> WHAT IS EXPECTED: Copy out every line in which the string "data" occurs.

> THE INPUT:
****************
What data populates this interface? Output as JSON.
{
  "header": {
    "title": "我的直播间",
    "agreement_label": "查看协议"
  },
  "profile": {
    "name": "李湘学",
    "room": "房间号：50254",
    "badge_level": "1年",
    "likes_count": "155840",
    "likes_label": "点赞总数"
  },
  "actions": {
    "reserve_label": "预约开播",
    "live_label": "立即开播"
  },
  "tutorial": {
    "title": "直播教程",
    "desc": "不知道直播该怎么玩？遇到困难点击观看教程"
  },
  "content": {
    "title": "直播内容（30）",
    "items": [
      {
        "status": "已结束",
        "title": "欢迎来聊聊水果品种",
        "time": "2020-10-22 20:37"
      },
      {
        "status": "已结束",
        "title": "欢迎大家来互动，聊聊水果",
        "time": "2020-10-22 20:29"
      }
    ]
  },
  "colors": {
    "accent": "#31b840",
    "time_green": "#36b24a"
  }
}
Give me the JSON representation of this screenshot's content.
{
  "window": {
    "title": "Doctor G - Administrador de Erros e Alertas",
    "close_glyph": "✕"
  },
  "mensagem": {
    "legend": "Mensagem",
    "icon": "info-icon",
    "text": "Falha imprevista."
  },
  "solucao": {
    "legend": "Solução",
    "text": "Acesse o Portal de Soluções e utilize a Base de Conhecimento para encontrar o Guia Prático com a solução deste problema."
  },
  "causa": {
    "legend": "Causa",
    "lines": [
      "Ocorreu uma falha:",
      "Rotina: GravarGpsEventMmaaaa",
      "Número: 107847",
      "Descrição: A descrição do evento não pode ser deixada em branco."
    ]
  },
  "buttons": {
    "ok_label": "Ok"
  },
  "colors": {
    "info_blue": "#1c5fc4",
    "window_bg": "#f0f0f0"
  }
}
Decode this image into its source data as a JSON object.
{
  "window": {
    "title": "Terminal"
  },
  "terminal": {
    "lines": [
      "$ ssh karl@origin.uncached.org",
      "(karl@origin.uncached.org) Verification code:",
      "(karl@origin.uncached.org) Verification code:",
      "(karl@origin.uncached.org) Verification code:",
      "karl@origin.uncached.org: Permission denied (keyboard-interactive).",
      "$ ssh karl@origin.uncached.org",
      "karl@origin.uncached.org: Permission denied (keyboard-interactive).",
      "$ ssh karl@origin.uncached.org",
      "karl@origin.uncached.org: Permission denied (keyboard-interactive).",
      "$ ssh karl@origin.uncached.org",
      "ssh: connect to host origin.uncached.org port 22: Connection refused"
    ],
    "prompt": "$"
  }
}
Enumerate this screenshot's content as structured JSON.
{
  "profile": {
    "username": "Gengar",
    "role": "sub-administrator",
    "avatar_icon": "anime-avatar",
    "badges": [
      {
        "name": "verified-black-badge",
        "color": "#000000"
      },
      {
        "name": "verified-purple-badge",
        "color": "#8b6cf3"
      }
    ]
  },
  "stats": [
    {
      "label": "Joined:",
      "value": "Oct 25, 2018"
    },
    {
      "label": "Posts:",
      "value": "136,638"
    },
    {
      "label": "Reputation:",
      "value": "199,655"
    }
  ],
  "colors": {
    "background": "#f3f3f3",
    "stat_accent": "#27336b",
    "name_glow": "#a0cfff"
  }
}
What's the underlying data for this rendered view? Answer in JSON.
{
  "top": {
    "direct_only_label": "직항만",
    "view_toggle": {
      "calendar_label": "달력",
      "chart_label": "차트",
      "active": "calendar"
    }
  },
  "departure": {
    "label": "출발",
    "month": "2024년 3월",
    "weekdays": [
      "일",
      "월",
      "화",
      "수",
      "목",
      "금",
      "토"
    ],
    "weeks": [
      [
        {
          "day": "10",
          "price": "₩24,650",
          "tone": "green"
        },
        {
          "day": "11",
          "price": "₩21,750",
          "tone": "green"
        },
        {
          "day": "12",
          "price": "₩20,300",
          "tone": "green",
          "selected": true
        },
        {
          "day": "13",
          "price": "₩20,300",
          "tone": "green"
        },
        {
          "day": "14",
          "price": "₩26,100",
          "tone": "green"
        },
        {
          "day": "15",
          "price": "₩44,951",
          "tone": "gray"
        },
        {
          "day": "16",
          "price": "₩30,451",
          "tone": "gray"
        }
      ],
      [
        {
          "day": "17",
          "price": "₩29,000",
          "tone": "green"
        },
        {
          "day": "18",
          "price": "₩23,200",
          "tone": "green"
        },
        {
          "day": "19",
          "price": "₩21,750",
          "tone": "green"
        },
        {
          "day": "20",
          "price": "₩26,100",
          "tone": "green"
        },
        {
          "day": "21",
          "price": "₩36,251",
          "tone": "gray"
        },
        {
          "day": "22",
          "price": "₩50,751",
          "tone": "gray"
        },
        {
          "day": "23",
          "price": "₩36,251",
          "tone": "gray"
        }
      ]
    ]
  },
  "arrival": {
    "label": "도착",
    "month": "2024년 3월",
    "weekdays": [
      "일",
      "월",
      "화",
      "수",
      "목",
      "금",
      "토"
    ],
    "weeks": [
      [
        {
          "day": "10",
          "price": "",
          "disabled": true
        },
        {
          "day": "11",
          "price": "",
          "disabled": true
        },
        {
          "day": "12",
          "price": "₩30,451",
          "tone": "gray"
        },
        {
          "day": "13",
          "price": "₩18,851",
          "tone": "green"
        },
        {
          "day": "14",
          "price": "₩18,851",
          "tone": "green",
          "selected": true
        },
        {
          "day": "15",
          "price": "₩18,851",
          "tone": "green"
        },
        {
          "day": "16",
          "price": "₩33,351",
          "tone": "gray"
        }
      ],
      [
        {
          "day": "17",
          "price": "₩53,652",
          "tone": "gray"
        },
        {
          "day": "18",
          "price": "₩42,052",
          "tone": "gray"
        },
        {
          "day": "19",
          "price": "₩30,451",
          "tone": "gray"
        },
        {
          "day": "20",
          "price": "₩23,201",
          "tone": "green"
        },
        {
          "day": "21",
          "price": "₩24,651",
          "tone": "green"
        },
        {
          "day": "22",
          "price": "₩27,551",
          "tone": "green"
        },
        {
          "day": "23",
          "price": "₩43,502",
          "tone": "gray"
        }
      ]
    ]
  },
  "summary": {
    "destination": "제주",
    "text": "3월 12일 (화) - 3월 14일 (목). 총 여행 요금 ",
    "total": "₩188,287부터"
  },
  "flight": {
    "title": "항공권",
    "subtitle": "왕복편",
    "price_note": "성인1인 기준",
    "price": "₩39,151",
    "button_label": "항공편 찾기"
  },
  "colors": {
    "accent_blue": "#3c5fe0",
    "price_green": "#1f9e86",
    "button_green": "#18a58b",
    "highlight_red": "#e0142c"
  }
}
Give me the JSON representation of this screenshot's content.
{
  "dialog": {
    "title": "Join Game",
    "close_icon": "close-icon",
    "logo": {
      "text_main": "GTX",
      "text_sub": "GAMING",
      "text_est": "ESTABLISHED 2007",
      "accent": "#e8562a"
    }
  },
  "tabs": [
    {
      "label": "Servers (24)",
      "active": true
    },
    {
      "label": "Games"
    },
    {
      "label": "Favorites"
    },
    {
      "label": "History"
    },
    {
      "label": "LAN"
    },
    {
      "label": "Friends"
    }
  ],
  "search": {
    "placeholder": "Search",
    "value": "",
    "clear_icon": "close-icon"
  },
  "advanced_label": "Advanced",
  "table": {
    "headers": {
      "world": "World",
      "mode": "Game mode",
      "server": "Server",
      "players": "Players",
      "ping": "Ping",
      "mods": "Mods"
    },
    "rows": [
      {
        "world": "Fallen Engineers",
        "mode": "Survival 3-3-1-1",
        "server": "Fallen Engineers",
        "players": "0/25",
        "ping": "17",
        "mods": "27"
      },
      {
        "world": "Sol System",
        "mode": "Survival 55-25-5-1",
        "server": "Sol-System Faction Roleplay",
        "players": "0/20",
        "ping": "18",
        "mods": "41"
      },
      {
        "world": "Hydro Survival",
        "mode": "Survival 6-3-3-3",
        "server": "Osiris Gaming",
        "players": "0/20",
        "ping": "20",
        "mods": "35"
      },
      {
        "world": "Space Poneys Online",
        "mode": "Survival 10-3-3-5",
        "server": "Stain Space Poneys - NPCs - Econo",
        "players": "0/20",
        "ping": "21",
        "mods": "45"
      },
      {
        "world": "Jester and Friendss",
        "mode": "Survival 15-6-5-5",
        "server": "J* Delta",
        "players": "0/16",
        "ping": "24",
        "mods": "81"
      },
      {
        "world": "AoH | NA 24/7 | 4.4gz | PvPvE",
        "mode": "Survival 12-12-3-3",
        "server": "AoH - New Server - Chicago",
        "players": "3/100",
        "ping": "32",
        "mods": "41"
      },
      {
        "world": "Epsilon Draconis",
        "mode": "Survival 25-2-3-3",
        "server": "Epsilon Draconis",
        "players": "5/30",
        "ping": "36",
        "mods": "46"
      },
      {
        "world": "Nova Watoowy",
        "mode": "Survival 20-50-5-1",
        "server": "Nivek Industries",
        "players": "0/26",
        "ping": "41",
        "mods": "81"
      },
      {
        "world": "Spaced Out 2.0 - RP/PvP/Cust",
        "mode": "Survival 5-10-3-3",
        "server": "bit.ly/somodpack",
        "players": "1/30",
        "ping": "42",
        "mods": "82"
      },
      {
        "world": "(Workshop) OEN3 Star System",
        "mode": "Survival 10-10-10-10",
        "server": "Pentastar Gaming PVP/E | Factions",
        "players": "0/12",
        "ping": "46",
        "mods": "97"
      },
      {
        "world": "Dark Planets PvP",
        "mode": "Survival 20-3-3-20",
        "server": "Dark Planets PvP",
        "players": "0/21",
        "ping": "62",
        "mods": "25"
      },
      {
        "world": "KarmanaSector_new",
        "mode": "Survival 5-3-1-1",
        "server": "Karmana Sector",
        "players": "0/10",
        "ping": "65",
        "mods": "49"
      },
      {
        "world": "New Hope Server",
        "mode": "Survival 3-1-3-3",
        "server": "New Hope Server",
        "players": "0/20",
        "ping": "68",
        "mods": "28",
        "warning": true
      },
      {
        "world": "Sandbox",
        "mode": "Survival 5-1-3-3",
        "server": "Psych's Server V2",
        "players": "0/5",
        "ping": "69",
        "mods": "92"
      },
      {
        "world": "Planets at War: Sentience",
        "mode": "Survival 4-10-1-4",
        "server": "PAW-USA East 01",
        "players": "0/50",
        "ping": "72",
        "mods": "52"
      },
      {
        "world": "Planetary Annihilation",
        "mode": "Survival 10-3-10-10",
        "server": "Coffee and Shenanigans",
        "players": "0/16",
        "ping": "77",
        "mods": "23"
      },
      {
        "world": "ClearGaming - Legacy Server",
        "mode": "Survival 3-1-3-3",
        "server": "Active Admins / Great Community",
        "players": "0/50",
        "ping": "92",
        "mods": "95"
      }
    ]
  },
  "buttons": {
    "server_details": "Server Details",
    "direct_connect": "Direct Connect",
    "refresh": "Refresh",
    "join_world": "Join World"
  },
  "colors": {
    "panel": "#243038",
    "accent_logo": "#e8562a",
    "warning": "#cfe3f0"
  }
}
****************
> WRITTEN REPLY:
What data populates this interface? Output as JSON.
Decode this image into its source data as a JSON object.
What's the underlying data for this rendered view? Answer in JSON.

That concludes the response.